Input data:
···

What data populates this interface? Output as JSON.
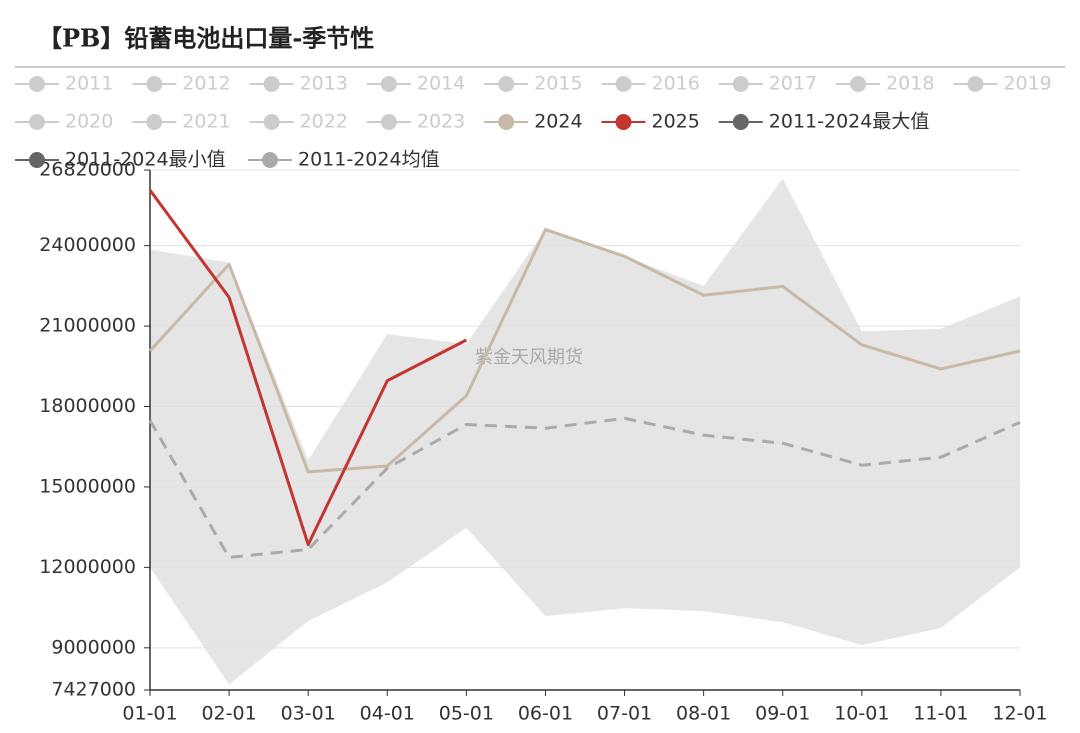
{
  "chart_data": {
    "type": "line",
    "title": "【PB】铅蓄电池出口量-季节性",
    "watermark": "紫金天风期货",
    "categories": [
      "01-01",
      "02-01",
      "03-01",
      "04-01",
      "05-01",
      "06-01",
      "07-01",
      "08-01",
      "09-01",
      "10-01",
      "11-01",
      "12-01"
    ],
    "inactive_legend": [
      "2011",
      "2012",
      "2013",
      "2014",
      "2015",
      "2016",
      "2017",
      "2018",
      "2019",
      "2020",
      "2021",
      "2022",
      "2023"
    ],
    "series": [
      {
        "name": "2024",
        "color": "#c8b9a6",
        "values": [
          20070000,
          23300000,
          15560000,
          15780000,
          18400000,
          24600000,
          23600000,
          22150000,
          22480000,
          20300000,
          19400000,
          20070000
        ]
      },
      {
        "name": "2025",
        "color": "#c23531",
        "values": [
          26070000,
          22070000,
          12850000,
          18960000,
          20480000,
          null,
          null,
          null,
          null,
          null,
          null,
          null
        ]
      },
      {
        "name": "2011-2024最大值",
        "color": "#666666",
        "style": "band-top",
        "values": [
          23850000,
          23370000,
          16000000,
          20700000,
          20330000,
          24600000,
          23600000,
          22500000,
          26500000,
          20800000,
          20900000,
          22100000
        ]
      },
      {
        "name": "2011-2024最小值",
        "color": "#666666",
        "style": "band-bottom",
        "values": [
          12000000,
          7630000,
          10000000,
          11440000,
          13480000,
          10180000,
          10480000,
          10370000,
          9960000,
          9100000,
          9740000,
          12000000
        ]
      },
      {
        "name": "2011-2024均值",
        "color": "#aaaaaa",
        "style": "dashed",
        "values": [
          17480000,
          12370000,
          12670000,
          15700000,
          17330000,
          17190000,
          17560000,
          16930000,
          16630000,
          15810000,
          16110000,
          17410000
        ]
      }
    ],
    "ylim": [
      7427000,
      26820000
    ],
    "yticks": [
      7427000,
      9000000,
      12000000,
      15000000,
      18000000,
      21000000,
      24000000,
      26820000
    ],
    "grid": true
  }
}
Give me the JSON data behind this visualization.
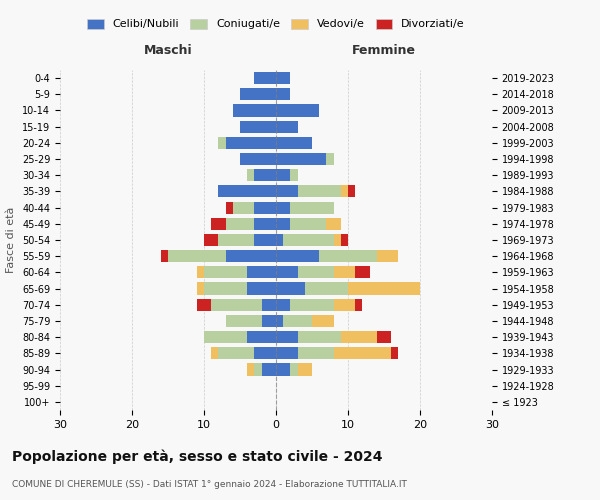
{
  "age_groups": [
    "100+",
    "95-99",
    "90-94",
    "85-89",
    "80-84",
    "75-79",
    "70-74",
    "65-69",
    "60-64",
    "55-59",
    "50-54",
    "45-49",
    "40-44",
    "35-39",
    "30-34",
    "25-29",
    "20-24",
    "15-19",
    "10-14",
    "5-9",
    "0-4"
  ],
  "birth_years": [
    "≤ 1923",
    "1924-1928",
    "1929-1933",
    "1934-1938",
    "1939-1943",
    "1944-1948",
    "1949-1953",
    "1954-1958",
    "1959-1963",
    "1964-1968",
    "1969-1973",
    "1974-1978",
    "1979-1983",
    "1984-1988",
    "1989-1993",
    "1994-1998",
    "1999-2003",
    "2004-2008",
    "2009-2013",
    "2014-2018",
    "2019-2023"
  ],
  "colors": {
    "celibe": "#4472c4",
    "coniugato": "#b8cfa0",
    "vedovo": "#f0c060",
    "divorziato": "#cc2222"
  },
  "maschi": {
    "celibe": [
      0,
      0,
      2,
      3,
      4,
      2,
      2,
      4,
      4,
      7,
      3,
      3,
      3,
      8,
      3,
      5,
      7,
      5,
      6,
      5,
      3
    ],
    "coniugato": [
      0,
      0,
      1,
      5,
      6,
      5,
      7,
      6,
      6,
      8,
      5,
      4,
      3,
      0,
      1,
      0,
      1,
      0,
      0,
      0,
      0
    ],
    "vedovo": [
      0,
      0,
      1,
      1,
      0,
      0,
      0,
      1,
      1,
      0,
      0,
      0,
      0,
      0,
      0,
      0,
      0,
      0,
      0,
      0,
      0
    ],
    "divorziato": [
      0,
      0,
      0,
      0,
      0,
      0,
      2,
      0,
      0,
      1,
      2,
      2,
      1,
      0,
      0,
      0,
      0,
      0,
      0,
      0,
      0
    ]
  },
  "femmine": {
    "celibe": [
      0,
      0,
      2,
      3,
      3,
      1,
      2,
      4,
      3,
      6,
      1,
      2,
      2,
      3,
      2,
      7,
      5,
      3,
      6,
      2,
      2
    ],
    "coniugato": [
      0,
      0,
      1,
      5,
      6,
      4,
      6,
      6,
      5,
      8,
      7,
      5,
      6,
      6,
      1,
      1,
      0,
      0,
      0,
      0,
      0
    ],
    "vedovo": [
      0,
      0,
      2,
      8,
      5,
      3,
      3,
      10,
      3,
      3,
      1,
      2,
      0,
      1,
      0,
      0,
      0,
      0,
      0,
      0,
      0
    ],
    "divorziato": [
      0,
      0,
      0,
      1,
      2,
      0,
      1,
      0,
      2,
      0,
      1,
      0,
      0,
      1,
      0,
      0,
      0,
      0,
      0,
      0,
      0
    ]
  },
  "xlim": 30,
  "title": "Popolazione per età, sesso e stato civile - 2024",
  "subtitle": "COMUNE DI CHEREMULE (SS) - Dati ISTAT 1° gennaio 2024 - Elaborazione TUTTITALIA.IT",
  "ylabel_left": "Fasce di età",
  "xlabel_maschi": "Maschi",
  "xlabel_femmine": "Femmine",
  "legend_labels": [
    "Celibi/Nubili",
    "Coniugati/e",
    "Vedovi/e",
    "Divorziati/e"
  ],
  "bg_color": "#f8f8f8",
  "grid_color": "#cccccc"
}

···

What needs to be done:
List the lines that contain the word "JSON".

Task output:
What data populates this interface? Output as JSON.
Give me the JSON data behind this visualization.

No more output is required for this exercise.